President Barack Obama is likely to press German Chancellor Angela Merkel to support a growth package to bail out Europe at the G8 summit this weekend
United States President Barack Obama is likely to press German Chancellor Angela Merkel to support a growth package to bail out Europe at the G8 summit this weekend amid fears in the White House that the eurozone crisis could damage Obama’s re-election chances.
He was scheduled to meet Merkel, new French President François Hollande, Italian Prime Minister Mario Monti and British Prime Minister David Cameron at Camp David on May 18.
But foreign affairs analysts said Obama’s leverage on the issue was minimal. Although the US had the economic muscle to help Europe out of its mess, the Obama administration took the strategic decision not to become involved directly.
Instead, Obama will use the summit for some quiet diplomacy, hoping to sway Merkel to endorse some immediate action to help growth. Obama’s problem is that most of the initiatives being discussed in Europe are medium-term or longer, too late to help him if the European crisis has an impact on the US economy before the election in November.
The president, in a television interview on Tuesday, acknowledged that the crisis could hurt the US.
“Europe is still weak and that is creating uncertainty for the business community here,” he said.
White House spokesperson Jay Carney also recognised the potential pitfall. At the daily White House briefing, Carney described the eurozone crisis as “one of the headwinds that we face” and said the government was monitoring it closely.
The replacement of former French president Nicolas Sarkozy by Hollande, who fought the election on a pro-growth platform, provides Obama with a potential ally in his quest, possibly forlorn, for an immediate European stimulus programme.
Obama will welcome Hollande to the White House on May 18 before they go on to Camp David and then to Chicago for a Nato summit.
At a Centre for Strategic International Studies press conference in Washington on May 15, Matthew Goodman, who until last year worked for the Obama administration as the person responsible for the G8 and other international forums, said the US was consciously trying to put the onus on the Europeans to solve their own problem.
Value of the G8
He said Obama’s leverage was relatively limited “but the anxiety will be real. And that will come out, I’m sure, in what President Obama says to the European leaders.”
Goodman said that when he was in the administration, there had been debate about the value of the G8. But the Arab Spring had revived interest. “And this year I think the eurozone problem has given it particular focus again.”
Heather Conley, a former state department official responsible for European affairs, agreed with a reporter who asked whether Obama might ask Merkel to switch from pro-austerity policies to pro-growth.

------

→ **Task to complete**
Please carry the news article on Obama, Merkel and the G8 summit forward from its last sentence. The listing comes from a separate source, unrelated to the news article on Obama and the G8 summit.

→ **Dataset section**
------

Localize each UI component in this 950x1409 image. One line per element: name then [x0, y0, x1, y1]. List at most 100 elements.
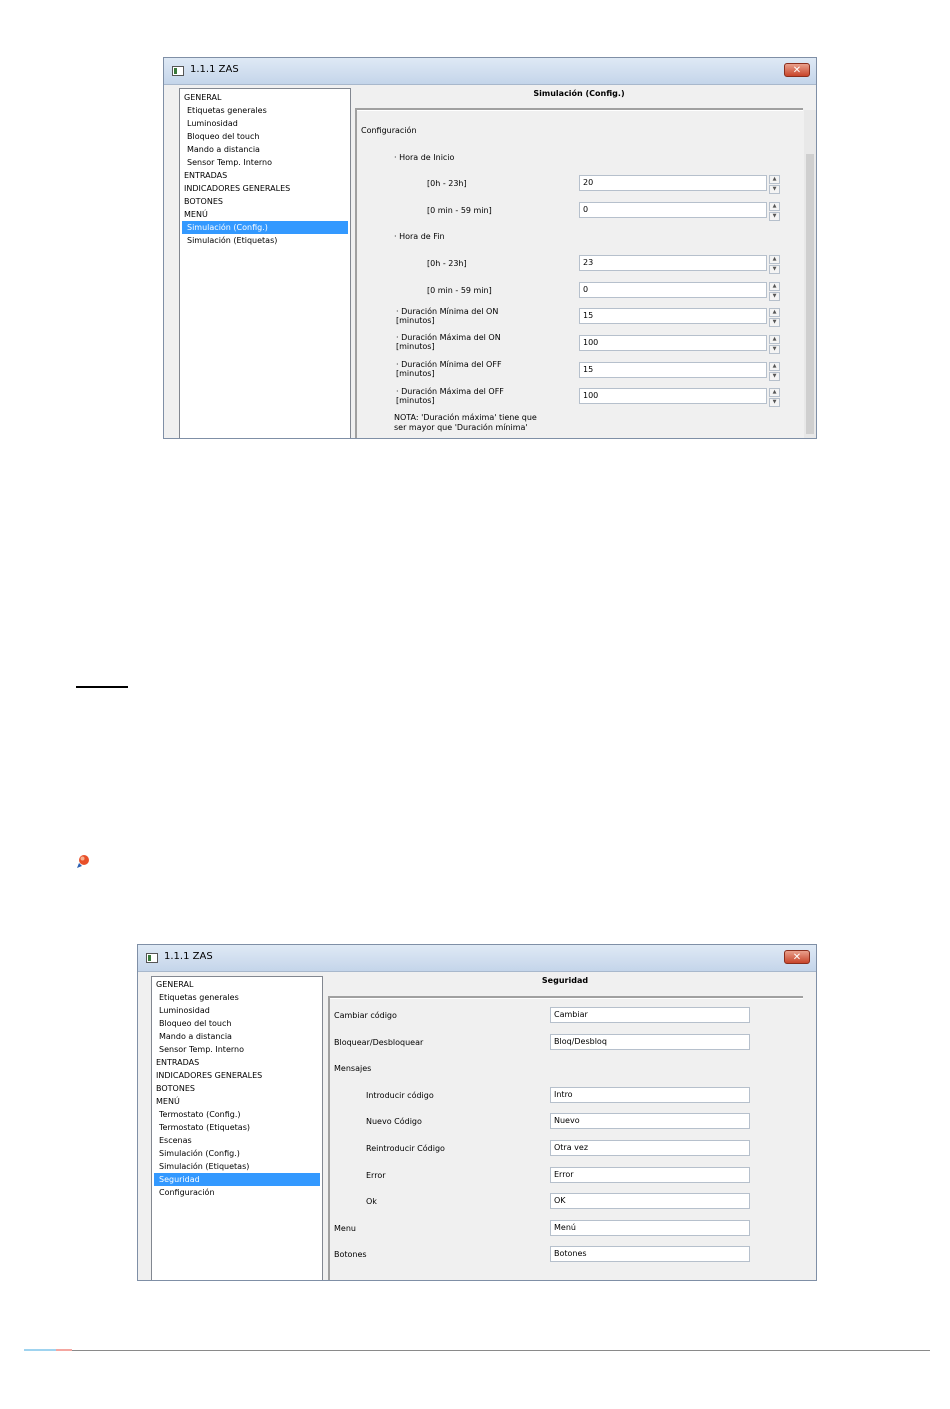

------

→ **Written response**
“Yes, I think certainly the president would encourage Chancellor Merkel to, in fact, create that balance. And the administration – secretary [Tim] Geithner and others – have been encouraging not just an austerity-only approach to the debt crisis. I think the chancellor will respond positively to that,” Conley said.
“But, as I said before ... the devil is all in the details on this. Everyone agrees that economic growth is a good thing. We all agree that world peace is a good thing. How do we accomplish it? Again, most immediately for Europe, how can this be accomplished right now to break this vicious cycle, in my view, of where austerity is now crushing growth?”
Sitting on the bleachers
Conley added that the president’s role was limited. “We’re not in this game, quite frankly. This is really for Europe to sort out and that has certainly been the administration’s approach in policy to that. We are sitting on the bleachers a bit. And we are going to have to watch how this plays out with the frustration in recognising that it will have a profound impact for the global economy and for the US economy.”
The main concern for Obama is the economic crisis, but high on the agenda is Hollande’s election pledge to bring French troops home from Afghanistan by the end of the year.
Foreign affairs analysts predict that Hollande will not be looking for an international bust-up when he meets Obama and some fudging may be worked out that would result in a French troop withdrawal beginning before the end of the year, two years earlier than US troops, but being phased over a longer period, or French troops withdrawing from combat roles to purely training.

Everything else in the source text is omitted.